▶ SET PROBLEM
Using the entries that follow, collect the lines where the word "screenshot" appears.

[begin LISTED ENTRIES]

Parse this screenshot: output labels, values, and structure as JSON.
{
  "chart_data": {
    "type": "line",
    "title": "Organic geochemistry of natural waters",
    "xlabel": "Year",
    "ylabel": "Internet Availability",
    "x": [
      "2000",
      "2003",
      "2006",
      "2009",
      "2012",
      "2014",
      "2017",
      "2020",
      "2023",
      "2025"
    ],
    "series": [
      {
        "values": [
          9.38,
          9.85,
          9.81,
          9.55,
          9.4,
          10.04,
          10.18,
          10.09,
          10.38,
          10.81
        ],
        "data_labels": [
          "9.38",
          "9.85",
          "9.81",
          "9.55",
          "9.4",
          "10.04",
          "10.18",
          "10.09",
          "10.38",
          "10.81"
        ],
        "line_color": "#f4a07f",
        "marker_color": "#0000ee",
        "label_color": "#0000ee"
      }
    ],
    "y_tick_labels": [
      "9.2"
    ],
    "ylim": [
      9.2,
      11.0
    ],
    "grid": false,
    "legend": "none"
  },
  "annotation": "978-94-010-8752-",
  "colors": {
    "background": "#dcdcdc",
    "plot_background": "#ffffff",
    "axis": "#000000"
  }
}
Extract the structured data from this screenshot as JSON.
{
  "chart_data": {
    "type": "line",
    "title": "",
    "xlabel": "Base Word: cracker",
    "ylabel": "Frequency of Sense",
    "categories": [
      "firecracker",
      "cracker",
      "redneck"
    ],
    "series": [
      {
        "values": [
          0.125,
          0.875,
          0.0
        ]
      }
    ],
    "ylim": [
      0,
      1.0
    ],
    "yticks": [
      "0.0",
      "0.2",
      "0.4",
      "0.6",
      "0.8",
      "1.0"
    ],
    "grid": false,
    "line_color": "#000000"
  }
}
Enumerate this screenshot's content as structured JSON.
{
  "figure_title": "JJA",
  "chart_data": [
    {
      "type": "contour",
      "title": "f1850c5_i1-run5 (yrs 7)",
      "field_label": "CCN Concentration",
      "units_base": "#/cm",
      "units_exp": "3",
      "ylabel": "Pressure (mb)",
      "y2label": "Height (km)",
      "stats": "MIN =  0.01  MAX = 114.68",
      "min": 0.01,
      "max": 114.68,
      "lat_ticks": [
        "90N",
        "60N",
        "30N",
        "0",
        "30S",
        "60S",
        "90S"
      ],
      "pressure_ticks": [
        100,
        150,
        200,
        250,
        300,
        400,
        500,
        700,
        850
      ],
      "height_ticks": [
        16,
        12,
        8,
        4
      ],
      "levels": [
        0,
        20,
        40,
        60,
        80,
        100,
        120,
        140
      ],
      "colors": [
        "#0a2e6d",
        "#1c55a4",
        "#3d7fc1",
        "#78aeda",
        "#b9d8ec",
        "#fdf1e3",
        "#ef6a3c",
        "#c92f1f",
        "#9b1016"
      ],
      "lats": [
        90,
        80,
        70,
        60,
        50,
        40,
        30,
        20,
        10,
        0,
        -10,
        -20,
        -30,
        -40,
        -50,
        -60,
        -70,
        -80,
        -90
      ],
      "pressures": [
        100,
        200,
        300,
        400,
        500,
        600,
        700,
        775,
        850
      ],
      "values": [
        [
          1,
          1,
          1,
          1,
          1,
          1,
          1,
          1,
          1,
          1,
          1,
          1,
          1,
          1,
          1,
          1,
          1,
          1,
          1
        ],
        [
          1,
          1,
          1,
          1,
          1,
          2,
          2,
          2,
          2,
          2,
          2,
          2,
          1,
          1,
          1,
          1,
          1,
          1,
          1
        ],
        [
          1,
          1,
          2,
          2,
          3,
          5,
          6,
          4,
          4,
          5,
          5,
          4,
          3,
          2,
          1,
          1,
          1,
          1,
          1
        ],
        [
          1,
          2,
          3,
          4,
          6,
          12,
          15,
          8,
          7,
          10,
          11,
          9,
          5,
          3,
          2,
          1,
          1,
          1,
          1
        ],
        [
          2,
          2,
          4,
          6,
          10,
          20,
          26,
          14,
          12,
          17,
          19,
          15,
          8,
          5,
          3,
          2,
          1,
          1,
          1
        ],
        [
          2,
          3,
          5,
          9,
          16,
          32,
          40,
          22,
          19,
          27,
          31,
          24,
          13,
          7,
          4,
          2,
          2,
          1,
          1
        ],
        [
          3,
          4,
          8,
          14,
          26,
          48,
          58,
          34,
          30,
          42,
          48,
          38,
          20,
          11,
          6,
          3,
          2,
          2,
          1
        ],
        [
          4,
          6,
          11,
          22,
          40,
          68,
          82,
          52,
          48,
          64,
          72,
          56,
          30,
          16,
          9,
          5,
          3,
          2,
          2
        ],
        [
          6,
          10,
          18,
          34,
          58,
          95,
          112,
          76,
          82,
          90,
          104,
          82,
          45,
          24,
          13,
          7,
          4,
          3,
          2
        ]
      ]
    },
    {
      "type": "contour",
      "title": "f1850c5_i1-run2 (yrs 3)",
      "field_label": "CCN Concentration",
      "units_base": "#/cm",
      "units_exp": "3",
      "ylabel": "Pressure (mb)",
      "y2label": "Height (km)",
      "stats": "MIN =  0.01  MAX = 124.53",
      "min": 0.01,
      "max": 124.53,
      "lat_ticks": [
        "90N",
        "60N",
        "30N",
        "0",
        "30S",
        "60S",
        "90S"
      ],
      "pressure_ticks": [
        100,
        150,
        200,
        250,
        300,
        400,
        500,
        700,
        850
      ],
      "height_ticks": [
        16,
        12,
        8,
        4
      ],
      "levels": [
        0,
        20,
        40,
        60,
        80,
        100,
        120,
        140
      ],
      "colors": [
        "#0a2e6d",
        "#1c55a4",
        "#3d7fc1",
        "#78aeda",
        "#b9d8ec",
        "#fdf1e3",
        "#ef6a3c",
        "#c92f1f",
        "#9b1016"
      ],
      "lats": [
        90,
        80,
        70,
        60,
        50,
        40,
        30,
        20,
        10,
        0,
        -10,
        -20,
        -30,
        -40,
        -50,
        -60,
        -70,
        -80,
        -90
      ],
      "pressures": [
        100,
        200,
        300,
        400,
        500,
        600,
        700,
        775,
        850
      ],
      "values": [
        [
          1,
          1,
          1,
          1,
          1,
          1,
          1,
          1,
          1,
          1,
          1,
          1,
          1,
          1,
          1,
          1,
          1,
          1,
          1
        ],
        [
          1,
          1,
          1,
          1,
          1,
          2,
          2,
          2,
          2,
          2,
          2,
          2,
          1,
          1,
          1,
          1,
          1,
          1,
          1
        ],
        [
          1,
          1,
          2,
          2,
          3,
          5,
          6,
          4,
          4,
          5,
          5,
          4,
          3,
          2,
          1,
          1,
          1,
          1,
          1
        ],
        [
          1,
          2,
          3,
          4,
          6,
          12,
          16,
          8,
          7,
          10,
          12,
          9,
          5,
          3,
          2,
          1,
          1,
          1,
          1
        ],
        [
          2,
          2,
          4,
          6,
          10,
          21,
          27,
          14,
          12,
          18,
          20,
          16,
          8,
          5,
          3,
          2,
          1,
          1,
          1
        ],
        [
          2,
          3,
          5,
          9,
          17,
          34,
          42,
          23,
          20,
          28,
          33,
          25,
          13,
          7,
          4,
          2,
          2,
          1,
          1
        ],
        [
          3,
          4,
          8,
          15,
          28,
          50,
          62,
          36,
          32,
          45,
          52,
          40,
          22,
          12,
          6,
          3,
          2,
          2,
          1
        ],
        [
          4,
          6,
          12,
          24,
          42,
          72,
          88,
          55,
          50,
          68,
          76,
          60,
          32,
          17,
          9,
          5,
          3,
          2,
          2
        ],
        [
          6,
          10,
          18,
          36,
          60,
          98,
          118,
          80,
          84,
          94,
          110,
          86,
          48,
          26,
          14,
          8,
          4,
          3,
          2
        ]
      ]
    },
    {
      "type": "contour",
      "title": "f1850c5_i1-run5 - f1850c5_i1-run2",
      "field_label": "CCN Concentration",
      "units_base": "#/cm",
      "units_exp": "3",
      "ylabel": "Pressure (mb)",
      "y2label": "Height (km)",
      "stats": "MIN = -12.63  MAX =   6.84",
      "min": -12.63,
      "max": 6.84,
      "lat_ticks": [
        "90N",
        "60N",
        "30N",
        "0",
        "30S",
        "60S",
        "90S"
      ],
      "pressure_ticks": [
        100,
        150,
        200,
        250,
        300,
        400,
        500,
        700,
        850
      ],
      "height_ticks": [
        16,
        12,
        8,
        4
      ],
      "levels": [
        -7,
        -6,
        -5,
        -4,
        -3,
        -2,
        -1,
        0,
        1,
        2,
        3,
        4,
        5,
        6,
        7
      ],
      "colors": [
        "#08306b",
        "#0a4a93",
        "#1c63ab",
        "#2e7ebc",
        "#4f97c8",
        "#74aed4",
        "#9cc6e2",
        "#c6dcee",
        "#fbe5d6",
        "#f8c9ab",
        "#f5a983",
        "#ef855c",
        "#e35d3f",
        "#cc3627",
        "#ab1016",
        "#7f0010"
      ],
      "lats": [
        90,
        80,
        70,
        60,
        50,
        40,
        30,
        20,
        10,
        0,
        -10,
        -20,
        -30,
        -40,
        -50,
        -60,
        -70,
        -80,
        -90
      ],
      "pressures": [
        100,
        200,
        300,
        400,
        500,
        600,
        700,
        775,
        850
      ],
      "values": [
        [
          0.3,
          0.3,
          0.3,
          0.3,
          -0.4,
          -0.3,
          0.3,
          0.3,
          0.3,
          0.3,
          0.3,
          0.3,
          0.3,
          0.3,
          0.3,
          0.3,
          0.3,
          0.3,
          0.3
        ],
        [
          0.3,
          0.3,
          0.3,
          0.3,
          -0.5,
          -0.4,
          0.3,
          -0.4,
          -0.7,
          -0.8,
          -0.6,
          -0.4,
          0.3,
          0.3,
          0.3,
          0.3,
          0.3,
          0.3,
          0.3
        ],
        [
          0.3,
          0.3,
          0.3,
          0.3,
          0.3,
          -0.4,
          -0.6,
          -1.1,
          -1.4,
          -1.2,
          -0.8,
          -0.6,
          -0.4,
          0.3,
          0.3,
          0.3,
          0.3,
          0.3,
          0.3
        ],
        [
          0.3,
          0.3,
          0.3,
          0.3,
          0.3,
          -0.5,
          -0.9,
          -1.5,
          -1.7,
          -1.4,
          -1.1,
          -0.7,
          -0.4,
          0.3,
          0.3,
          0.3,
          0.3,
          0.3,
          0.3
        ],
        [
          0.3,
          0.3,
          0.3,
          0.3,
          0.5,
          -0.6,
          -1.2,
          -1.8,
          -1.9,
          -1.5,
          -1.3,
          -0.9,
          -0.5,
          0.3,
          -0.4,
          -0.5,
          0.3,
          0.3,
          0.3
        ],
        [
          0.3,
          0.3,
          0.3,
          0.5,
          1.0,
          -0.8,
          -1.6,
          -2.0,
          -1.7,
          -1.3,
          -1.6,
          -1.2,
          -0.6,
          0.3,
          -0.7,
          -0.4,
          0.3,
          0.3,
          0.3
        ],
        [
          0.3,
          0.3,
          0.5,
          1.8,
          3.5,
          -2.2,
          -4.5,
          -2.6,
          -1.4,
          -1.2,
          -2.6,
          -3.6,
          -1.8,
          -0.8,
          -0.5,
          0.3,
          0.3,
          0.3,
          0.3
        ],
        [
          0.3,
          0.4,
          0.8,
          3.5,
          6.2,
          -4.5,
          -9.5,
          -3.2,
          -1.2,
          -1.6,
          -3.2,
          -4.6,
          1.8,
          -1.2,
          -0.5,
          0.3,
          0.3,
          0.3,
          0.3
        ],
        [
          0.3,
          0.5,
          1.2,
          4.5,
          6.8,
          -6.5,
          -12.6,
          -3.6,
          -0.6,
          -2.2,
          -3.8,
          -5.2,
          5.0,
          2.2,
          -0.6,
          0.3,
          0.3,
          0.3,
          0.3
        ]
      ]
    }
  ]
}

[end LISTED ENTRIES]

▶ SOLUTION TO THIS PROBLEM
Parse this screenshot: output labels, values, and structure as JSON.
Extract the structured data from this screenshot as JSON.
Enumerate this screenshot's content as structured JSON.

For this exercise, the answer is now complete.